Chart and figure data:
•••
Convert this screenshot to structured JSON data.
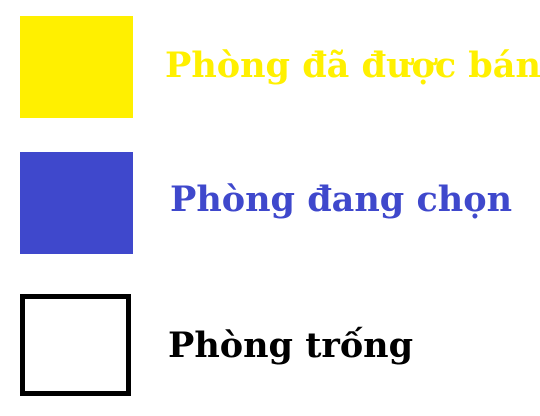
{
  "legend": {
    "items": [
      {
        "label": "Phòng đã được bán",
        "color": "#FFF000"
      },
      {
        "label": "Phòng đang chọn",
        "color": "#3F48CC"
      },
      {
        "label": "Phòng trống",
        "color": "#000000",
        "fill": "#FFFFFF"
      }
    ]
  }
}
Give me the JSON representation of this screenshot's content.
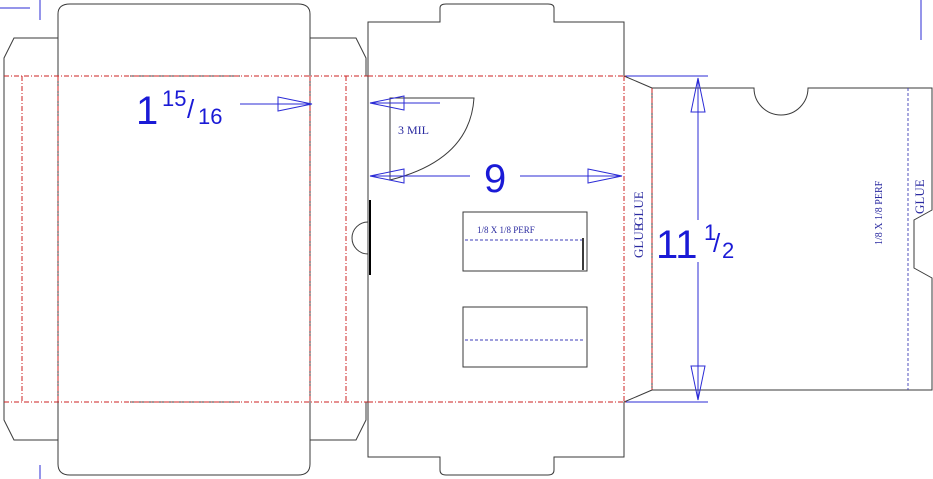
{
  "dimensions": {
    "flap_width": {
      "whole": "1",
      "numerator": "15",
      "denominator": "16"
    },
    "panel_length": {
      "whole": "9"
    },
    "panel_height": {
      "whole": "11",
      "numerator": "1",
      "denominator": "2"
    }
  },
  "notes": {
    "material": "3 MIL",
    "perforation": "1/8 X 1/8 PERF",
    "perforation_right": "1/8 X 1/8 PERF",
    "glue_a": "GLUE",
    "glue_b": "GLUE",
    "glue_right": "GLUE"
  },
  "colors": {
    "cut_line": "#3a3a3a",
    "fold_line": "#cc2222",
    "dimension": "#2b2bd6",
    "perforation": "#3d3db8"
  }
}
•••
# Aim of the exercise
Transcribe each entry precisely as given, leaving the pictures out.

# Response to this task
Convert this screenshot to structured JSON data.
{
  "legend": {
    "items": [
      {
        "label": "Phòng đã được bán",
        "color": "#FFF000"
      },
      {
        "label": "Phòng đang chọn",
        "color": "#3F48CC"
      },
      {
        "label": "Phòng trống",
        "color": "#000000",
        "fill": "#FFFFFF"
      }
    ]
  }
}
Give me the JSON representation of this screenshot's content.
{
  "dimensions": {
    "flap_width": {
      "whole": "1",
      "numerator": "15",
      "denominator": "16"
    },
    "panel_length": {
      "whole": "9"
    },
    "panel_height": {
      "whole": "11",
      "numerator": "1",
      "denominator": "2"
    }
  },
  "notes": {
    "material": "3 MIL",
    "perforation": "1/8 X 1/8 PERF",
    "perforation_right": "1/8 X 1/8 PERF",
    "glue_a": "GLUE",
    "glue_b": "GLUE",
    "glue_right": "GLUE"
  },
  "colors": {
    "cut_line": "#3a3a3a",
    "fold_line": "#cc2222",
    "dimension": "#2b2bd6",
    "perforation": "#3d3db8"
  }
}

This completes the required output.